Set problem:
Using the data below, copy each line that includes the word "宜人贷在美纽交所上市".

[Excerpt from a dataset]
--------
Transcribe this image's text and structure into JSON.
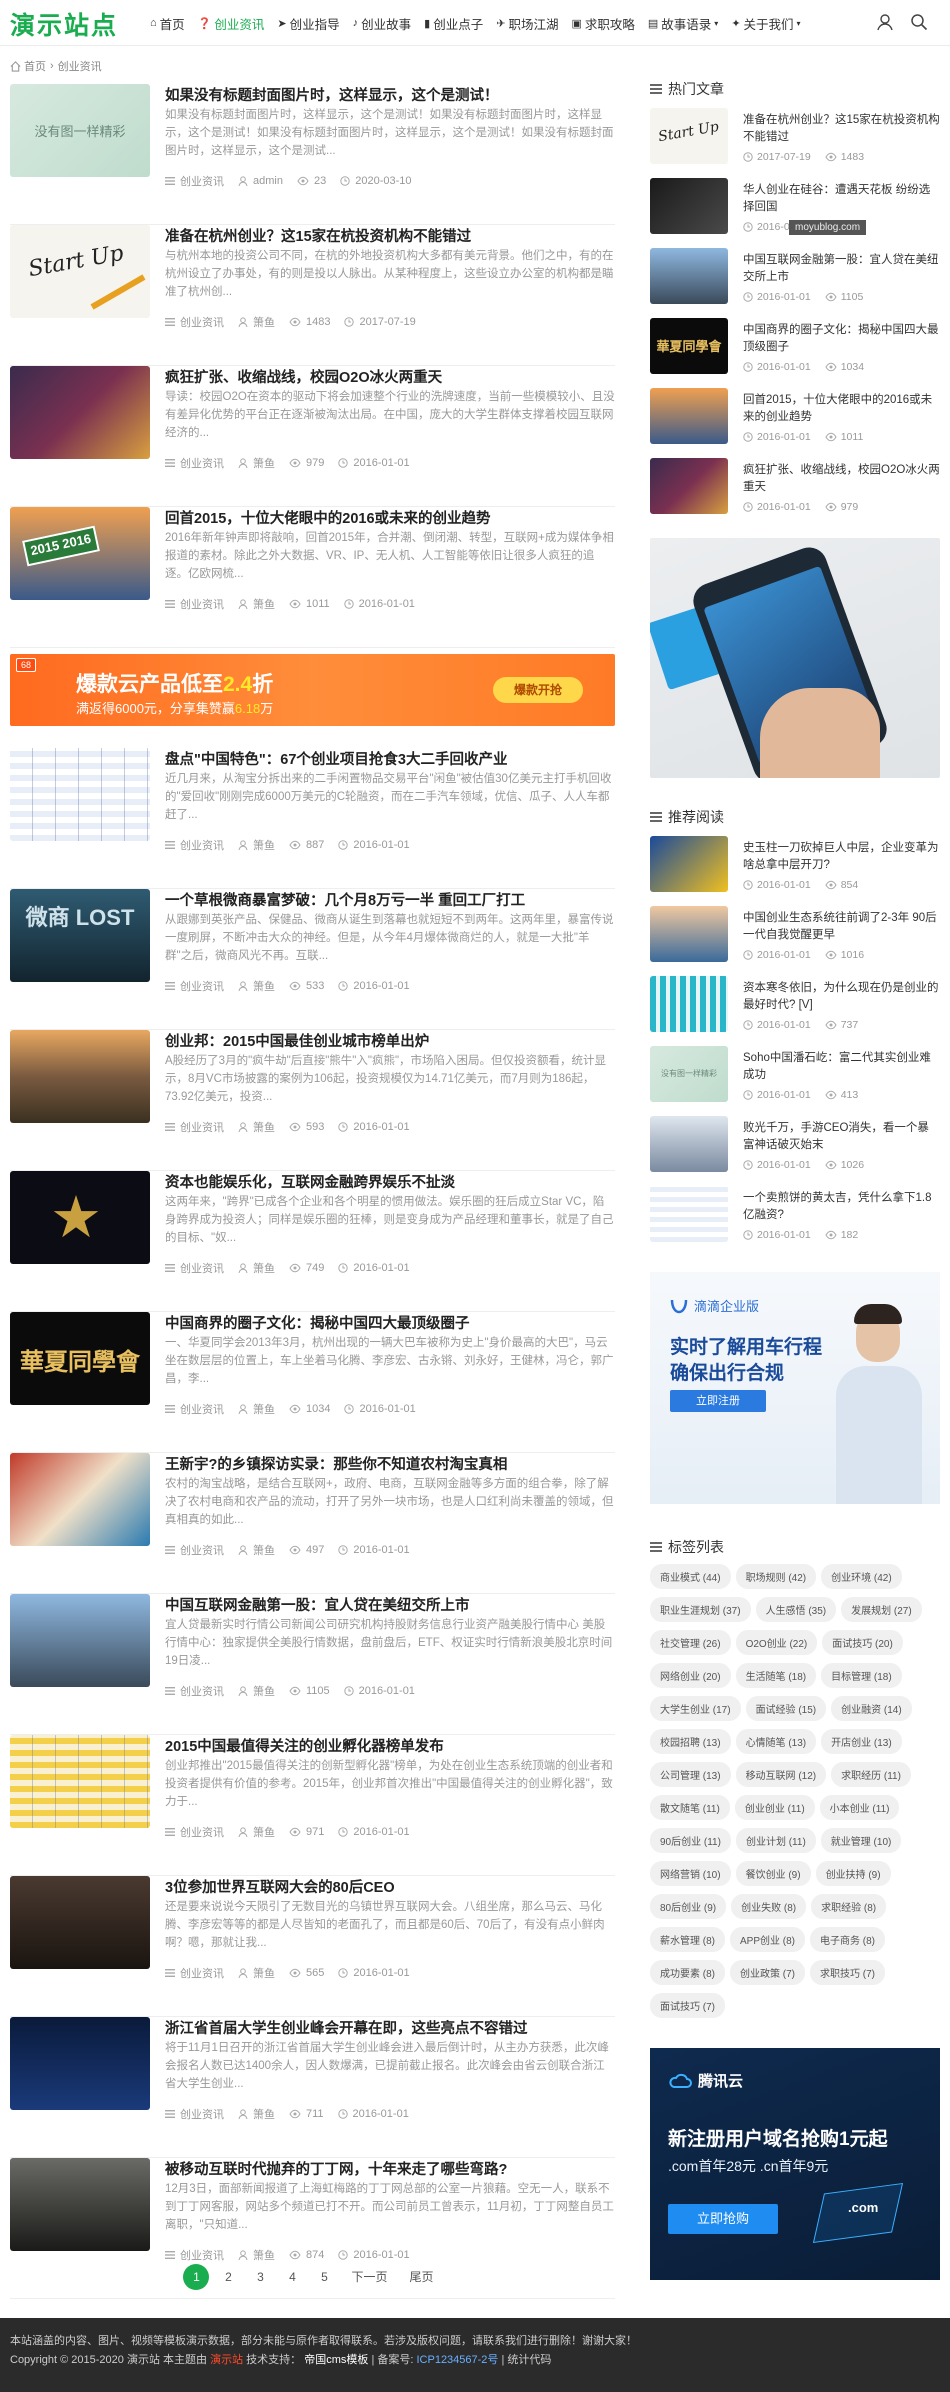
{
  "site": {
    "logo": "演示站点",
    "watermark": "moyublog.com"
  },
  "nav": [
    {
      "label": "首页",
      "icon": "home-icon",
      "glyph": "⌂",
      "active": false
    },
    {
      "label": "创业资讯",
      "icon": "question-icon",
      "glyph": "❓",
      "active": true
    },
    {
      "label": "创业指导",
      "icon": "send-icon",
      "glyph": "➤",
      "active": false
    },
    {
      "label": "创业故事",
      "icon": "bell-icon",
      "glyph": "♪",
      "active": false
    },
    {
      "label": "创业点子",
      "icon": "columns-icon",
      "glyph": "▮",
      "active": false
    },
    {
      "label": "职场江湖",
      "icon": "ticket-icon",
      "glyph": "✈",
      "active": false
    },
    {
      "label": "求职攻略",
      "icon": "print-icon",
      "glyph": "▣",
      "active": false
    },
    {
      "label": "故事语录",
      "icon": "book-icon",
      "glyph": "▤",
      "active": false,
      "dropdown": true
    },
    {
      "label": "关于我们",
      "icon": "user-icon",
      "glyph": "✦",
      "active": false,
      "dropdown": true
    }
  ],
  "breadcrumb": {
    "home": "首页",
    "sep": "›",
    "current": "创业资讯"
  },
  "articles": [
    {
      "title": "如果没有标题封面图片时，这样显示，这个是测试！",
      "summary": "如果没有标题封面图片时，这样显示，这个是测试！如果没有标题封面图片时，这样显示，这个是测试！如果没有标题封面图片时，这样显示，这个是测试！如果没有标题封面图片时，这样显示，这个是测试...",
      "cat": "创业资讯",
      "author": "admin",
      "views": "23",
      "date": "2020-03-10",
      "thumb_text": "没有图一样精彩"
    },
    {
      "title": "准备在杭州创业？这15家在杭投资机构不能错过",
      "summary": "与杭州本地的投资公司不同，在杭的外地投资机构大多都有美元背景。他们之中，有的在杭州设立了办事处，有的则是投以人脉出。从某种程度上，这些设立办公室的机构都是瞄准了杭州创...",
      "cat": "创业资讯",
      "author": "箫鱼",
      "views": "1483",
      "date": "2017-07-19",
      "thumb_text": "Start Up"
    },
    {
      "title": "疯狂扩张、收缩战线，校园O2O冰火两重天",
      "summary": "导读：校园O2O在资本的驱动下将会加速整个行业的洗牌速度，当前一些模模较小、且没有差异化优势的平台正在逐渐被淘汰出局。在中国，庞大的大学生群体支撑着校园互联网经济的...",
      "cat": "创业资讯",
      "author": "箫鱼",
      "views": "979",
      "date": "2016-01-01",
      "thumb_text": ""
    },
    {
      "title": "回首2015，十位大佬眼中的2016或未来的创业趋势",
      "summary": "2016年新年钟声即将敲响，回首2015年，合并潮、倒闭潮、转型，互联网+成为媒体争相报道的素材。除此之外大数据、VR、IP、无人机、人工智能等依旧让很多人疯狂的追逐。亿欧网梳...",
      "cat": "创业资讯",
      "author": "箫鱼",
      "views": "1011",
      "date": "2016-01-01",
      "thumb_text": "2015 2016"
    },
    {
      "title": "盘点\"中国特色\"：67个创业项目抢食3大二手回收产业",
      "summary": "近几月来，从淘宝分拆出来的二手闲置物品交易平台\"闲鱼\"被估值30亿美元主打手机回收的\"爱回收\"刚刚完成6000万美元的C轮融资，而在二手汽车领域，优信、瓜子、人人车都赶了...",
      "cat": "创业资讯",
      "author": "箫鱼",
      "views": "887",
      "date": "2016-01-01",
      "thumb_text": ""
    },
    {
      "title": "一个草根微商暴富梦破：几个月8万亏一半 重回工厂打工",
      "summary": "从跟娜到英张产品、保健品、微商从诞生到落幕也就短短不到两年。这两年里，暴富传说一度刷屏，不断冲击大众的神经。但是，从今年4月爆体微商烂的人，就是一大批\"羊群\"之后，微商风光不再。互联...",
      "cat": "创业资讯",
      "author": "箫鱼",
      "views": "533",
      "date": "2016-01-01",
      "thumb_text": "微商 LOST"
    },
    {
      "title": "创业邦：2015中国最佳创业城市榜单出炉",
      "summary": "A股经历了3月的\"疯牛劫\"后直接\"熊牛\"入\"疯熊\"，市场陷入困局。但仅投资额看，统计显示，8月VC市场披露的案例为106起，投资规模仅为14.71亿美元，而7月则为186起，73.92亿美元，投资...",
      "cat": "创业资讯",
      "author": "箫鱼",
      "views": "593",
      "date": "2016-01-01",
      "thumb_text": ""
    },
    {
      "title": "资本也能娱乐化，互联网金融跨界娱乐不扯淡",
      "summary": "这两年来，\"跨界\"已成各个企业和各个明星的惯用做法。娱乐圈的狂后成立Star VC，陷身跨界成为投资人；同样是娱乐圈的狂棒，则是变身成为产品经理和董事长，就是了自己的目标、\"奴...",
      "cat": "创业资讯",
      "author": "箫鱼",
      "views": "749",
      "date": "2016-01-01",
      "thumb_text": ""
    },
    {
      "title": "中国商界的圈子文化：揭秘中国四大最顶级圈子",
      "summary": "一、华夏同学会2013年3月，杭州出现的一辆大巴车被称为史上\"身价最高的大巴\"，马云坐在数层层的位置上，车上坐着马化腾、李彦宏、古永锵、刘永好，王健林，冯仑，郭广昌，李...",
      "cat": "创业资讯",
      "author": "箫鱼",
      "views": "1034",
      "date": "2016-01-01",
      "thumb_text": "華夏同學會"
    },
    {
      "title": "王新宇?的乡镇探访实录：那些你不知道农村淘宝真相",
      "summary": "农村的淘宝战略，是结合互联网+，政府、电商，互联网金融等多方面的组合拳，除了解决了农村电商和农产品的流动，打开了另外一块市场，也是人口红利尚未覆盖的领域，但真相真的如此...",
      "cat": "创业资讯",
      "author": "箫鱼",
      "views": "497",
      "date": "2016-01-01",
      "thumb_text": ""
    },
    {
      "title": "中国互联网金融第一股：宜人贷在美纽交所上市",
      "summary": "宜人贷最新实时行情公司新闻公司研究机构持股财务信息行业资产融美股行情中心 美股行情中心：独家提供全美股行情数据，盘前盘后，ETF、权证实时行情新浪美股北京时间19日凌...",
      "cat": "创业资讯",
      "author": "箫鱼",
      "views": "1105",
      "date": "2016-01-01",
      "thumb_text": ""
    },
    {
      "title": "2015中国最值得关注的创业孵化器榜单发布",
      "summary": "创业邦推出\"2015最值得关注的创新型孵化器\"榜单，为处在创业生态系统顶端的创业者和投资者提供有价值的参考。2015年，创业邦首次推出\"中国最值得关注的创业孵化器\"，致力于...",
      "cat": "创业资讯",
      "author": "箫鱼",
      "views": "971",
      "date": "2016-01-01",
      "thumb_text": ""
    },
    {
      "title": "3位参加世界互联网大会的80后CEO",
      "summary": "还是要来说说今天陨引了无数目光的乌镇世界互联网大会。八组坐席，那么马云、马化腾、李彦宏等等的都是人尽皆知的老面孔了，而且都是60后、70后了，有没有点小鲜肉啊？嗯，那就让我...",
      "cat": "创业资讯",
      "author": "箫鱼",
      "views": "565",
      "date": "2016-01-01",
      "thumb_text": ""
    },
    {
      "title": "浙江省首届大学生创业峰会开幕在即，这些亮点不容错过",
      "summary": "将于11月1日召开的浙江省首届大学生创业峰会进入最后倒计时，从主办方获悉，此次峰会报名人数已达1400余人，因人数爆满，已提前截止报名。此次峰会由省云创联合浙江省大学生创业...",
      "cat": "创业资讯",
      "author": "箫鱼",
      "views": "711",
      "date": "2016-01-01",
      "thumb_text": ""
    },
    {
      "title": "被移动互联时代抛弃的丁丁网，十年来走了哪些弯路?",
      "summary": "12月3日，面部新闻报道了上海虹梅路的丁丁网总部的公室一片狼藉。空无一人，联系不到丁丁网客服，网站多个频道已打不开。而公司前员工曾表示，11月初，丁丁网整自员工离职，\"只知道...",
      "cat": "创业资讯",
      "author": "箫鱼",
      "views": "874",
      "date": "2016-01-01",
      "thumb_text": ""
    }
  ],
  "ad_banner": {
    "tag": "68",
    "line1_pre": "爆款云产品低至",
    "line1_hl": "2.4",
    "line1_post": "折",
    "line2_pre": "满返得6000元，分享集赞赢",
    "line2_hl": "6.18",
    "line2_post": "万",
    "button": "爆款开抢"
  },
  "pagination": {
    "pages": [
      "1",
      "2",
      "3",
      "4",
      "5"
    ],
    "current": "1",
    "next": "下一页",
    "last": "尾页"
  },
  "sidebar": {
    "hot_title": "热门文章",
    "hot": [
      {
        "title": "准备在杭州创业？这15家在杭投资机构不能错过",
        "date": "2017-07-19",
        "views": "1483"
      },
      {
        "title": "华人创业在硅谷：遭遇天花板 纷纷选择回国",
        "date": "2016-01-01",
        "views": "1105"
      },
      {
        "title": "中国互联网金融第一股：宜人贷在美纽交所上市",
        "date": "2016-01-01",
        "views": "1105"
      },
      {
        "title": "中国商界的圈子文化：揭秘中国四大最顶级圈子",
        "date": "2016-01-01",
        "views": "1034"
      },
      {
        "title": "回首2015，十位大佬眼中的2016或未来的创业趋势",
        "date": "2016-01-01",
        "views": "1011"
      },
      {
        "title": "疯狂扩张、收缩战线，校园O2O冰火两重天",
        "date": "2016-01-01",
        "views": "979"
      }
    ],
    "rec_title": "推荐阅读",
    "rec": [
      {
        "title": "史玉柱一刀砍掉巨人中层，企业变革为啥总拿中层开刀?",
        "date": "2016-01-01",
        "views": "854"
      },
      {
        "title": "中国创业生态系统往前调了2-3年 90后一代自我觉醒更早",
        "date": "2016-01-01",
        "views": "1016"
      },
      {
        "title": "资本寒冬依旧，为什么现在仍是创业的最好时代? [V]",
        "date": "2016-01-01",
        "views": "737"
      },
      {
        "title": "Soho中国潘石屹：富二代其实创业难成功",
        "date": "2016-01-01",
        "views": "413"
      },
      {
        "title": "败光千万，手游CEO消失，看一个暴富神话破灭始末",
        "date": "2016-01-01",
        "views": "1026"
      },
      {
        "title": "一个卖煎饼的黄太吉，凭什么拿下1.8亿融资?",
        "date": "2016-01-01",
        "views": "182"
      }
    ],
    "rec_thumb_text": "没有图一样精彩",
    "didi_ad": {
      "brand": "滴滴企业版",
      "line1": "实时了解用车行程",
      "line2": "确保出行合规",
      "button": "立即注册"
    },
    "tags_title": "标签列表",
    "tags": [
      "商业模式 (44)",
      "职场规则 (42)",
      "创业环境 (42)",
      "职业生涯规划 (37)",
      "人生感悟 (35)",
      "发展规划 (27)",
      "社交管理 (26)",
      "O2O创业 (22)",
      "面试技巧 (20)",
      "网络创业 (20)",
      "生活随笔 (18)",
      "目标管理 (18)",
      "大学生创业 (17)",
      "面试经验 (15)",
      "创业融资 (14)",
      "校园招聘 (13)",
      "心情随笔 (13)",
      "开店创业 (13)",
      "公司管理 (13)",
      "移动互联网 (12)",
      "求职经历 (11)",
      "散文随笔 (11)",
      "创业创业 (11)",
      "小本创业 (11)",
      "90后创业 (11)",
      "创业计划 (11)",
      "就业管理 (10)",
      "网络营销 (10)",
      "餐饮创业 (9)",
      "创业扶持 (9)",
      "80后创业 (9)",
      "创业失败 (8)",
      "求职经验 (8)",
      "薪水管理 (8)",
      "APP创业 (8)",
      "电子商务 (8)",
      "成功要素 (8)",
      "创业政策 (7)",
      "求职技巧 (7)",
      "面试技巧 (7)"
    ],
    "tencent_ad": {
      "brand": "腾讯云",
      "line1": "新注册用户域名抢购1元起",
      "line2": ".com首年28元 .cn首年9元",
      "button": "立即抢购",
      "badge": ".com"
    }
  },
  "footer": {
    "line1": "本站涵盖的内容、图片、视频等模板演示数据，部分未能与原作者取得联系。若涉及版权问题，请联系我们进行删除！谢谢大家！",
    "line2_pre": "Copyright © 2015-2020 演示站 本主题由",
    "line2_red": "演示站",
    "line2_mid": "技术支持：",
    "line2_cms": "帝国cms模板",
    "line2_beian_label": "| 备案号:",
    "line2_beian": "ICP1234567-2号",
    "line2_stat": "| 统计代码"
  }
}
--------
Output for this exercise:
      "title": "中国互联网金融第一股：宜人贷在美纽交所上市",
        "title": "中国互联网金融第一股：宜人贷在美纽交所上市",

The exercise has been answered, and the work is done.